**Given records**

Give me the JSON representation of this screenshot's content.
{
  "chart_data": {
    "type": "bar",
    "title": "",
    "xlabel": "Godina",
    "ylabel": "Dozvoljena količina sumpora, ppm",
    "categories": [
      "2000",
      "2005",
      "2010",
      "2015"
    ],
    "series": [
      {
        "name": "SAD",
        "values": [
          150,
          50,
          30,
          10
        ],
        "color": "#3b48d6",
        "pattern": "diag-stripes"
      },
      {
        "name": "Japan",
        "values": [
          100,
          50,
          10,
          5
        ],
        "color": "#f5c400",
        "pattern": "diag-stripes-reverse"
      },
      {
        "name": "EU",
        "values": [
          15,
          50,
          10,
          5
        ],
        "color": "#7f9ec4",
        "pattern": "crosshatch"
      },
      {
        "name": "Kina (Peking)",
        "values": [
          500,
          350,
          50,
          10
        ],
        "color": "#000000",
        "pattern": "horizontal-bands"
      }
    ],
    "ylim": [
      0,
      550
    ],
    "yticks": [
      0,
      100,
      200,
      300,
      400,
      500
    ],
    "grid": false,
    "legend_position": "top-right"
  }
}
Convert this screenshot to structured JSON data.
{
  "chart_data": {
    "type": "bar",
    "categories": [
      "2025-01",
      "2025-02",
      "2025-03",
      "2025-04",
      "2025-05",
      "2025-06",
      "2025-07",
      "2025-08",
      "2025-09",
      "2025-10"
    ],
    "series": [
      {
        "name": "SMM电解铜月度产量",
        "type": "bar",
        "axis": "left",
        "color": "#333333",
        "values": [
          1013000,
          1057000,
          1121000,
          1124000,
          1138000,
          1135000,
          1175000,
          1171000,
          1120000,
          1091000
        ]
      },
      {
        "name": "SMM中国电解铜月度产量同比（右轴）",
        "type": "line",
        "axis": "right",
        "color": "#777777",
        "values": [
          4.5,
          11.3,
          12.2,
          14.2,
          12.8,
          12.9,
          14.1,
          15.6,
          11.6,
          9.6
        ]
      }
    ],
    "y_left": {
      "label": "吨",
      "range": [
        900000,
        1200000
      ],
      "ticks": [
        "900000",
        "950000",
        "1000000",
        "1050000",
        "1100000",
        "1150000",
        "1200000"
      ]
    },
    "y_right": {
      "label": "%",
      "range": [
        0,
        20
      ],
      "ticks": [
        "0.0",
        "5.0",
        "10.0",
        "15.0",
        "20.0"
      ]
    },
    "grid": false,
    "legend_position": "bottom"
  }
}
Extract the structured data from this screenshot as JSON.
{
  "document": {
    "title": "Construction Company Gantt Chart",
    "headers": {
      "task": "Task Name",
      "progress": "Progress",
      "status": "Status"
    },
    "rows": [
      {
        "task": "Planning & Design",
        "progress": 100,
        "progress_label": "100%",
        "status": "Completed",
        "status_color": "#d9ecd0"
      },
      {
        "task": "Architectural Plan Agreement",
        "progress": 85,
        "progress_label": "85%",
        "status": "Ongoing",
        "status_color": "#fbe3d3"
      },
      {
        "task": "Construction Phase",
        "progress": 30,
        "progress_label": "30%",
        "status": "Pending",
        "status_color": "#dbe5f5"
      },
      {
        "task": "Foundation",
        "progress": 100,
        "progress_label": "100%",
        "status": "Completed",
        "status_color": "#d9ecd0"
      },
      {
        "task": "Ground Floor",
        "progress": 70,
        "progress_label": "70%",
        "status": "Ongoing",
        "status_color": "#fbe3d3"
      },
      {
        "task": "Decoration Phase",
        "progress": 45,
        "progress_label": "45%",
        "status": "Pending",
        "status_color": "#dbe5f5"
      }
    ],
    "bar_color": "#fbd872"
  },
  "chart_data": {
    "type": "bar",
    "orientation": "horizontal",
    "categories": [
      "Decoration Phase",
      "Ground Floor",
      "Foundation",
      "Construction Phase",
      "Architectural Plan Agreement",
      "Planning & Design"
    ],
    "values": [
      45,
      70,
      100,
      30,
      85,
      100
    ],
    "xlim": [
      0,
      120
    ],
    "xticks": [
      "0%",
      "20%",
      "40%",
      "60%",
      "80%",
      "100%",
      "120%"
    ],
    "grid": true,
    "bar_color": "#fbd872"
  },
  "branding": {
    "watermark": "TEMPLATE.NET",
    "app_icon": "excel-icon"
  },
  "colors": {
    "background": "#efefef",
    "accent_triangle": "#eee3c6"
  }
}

**What is required**
Copy every line that includes the string "Agreement" from the material above.

**Reply**
        "task": "Architectural Plan Agreement",
      "Architectural Plan Agreement",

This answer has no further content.